Set exercise ▸ Write out the material again exactly, please, and omit the pictures.
● ● ●
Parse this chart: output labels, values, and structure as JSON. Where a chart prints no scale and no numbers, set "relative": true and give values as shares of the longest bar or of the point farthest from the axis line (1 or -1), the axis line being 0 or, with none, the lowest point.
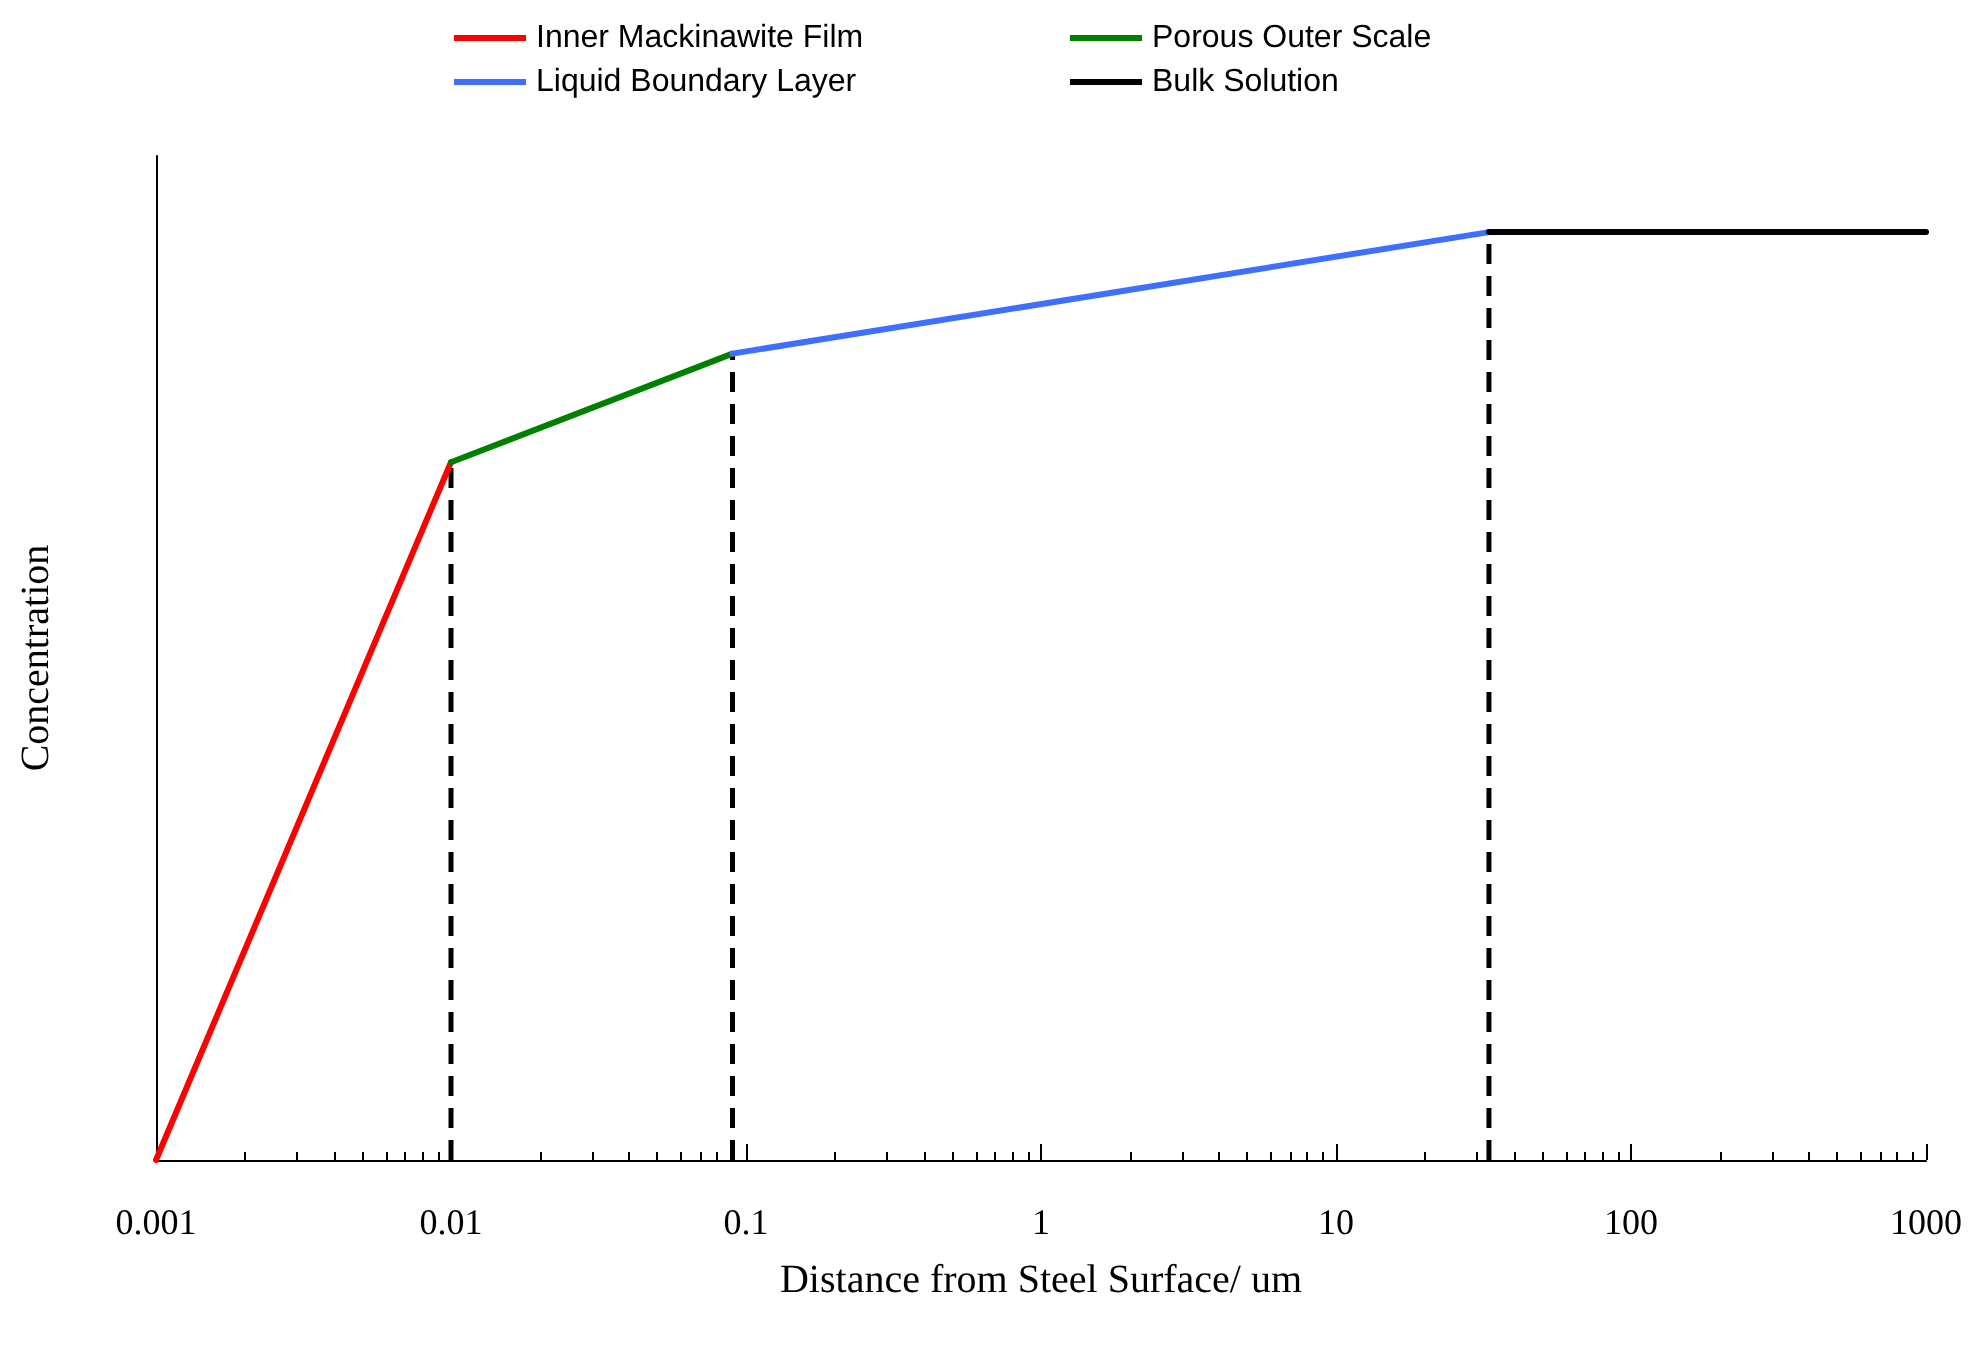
{
  "chart_data": {
    "type": "line",
    "xlabel": "Distance from Steel Surface/ um",
    "ylabel": "Concentration",
    "relative": true,
    "log": "x",
    "xlim": [
      0.001,
      1000
    ],
    "xticks": [
      {
        "value": 0.001,
        "label": "0.001"
      },
      {
        "value": 0.01,
        "label": "0.01"
      },
      {
        "value": 0.1,
        "label": "0.1"
      },
      1,
      10,
      100,
      1000
    ],
    "series": [
      {
        "name": "Inner Mackinawite Film",
        "color": "#ff0000",
        "x": [
          0.001,
          0.01
        ],
        "values": [
          0,
          0.752
        ]
      },
      {
        "name": "Porous Outer Scale",
        "color": "#008000",
        "x": [
          0.01,
          0.09
        ],
        "values": [
          0.752,
          0.869
        ]
      },
      {
        "name": "Liquid Boundary Layer",
        "color": "#3f6fff",
        "x": [
          0.09,
          33
        ],
        "values": [
          0.869,
          1
        ]
      },
      {
        "name": "Bulk Solution",
        "color": "#000000",
        "x": [
          33,
          1000
        ],
        "values": [
          1,
          1
        ]
      }
    ],
    "ref_lines": [
      {
        "axis": "x",
        "value": 0.01,
        "color": "#000000",
        "line_style": "dashed"
      },
      {
        "axis": "x",
        "value": 0.09,
        "color": "#000000",
        "line_style": "dashed"
      },
      {
        "axis": "x",
        "value": 33,
        "color": "#000000",
        "line_style": "dashed"
      }
    ],
    "legend": "top",
    "grid": false,
    "marker": "none",
    "line_style": "solid"
  }
}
● ● ●
Solution ▸
Parse this chart: output labels, values, and structure as JSON. Where a chart prints no scale and no numbers, set "relative": true and give values as shares of the longest bar or of the point farthest from the axis line (1 or -1), the axis line being 0 or, with none, the lowest point.
{
  "chart_data": {
    "type": "line",
    "xlabel": "Distance from Steel Surface/ um",
    "ylabel": "Concentration",
    "relative": true,
    "log": "x",
    "xlim": [
      0.001,
      1000
    ],
    "xticks": [
      {
        "value": 0.001,
        "label": "0.001"
      },
      {
        "value": 0.01,
        "label": "0.01"
      },
      {
        "value": 0.1,
        "label": "0.1"
      },
      1,
      10,
      100,
      1000
    ],
    "series": [
      {
        "name": "Inner Mackinawite Film",
        "color": "#ff0000",
        "x": [
          0.001,
          0.01
        ],
        "values": [
          0,
          0.752
        ]
      },
      {
        "name": "Porous Outer Scale",
        "color": "#008000",
        "x": [
          0.01,
          0.09
        ],
        "values": [
          0.752,
          0.869
        ]
      },
      {
        "name": "Liquid Boundary Layer",
        "color": "#3f6fff",
        "x": [
          0.09,
          33
        ],
        "values": [
          0.869,
          1
        ]
      },
      {
        "name": "Bulk Solution",
        "color": "#000000",
        "x": [
          33,
          1000
        ],
        "values": [
          1,
          1
        ]
      }
    ],
    "ref_lines": [
      {
        "axis": "x",
        "value": 0.01,
        "color": "#000000",
        "line_style": "dashed"
      },
      {
        "axis": "x",
        "value": 0.09,
        "color": "#000000",
        "line_style": "dashed"
      },
      {
        "axis": "x",
        "value": 33,
        "color": "#000000",
        "line_style": "dashed"
      }
    ],
    "legend": "top",
    "grid": false,
    "marker": "none",
    "line_style": "solid"
  }
}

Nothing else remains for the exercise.